Data for processing
* * * * * * *

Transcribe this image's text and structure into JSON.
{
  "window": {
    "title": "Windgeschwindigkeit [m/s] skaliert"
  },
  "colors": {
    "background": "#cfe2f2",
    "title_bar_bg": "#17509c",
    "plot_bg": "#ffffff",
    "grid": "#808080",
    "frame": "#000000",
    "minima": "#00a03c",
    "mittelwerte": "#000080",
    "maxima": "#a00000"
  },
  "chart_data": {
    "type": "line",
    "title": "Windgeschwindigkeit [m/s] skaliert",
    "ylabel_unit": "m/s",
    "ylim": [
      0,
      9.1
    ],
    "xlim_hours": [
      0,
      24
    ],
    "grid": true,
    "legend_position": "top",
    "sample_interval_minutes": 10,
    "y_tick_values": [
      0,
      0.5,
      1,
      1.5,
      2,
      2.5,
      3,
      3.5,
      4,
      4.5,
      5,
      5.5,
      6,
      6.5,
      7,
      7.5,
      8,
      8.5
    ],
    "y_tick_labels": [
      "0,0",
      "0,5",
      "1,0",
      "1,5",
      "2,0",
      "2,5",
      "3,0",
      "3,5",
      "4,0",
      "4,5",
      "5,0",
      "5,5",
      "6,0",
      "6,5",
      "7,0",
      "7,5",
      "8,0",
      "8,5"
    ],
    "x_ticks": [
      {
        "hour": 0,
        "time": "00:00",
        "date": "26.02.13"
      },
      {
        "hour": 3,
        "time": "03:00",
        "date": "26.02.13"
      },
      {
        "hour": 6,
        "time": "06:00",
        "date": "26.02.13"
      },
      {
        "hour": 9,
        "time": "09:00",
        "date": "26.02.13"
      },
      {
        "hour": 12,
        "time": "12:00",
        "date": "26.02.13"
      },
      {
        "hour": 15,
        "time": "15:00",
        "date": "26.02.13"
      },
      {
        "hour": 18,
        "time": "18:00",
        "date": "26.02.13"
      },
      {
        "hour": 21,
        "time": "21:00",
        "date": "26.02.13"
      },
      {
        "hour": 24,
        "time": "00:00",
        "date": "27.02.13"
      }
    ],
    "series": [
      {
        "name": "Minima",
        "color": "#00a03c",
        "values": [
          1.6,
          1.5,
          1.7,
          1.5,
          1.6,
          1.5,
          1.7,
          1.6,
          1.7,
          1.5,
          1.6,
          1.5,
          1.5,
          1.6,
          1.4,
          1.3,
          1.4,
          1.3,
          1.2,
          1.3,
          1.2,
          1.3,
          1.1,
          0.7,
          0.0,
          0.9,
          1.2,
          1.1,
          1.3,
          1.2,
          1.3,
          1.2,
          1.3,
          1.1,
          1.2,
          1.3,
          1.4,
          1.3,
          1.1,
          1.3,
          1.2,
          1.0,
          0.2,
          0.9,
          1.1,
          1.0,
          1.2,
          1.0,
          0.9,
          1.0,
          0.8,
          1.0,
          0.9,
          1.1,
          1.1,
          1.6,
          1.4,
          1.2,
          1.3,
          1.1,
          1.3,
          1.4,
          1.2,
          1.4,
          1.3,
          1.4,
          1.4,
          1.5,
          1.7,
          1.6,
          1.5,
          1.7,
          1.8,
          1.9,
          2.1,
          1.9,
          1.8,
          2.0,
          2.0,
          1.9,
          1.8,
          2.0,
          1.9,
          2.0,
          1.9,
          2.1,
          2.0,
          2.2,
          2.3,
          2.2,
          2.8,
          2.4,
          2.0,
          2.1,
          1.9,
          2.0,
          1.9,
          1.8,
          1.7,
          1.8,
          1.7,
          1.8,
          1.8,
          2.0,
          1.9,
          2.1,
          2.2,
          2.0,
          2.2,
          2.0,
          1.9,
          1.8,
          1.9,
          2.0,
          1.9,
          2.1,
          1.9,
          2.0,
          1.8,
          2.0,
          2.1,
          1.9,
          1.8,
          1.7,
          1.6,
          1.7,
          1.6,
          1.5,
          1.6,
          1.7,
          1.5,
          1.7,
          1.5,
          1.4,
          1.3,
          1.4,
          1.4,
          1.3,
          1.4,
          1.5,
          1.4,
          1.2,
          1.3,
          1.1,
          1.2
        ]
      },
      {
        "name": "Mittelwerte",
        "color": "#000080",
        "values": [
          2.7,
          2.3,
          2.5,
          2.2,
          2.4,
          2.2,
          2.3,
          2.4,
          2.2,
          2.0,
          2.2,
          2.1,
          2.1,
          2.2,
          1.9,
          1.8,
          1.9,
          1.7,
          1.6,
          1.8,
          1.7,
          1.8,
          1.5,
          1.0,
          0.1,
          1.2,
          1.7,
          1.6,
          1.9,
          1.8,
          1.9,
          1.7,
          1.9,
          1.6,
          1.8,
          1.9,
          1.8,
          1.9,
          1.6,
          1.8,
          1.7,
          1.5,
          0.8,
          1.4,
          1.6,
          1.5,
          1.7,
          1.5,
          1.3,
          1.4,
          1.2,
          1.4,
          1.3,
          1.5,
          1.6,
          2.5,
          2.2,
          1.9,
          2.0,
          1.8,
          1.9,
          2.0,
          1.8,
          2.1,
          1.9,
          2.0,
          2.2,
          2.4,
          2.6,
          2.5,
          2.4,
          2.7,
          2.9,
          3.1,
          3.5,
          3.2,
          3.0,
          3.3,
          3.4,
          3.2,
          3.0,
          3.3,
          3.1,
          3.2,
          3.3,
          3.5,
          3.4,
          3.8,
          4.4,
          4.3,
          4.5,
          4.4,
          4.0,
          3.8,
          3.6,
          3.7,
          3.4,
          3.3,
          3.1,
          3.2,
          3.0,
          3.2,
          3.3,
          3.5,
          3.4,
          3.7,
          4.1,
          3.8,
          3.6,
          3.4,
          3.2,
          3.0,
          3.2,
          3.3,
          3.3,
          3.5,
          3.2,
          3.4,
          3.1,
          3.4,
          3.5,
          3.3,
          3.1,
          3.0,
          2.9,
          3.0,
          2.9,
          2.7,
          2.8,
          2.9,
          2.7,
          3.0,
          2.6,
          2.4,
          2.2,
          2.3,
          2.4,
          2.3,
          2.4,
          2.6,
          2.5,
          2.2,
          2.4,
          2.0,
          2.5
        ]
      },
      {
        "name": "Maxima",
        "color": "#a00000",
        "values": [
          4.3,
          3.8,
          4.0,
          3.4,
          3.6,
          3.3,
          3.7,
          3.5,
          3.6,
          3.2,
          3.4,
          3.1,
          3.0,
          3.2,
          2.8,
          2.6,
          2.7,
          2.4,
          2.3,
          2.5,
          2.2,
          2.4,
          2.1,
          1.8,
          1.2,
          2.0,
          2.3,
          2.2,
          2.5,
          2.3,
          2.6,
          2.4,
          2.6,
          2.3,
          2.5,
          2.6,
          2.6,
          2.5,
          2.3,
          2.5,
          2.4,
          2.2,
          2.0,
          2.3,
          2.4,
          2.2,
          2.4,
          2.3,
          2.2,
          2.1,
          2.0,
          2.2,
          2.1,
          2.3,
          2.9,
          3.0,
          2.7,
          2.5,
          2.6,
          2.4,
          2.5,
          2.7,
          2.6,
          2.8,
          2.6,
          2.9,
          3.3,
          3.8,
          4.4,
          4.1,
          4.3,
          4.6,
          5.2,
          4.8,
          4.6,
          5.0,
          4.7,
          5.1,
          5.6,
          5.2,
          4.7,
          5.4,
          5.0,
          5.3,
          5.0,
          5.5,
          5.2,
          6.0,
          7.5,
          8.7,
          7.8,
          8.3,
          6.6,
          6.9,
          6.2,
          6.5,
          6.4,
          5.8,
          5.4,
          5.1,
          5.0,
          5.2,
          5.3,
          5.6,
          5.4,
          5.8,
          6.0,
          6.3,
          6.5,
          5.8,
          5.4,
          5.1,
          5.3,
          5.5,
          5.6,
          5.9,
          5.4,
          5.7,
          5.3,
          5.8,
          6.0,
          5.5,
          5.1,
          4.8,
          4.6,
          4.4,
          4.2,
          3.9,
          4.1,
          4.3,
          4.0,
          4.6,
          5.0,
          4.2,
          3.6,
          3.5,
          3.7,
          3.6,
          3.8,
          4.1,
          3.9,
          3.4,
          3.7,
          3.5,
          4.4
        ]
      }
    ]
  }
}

* * * * * * *

Exercise task
Determine how many lines of the listing above include the word "skaliert", and report that number only.

The output
2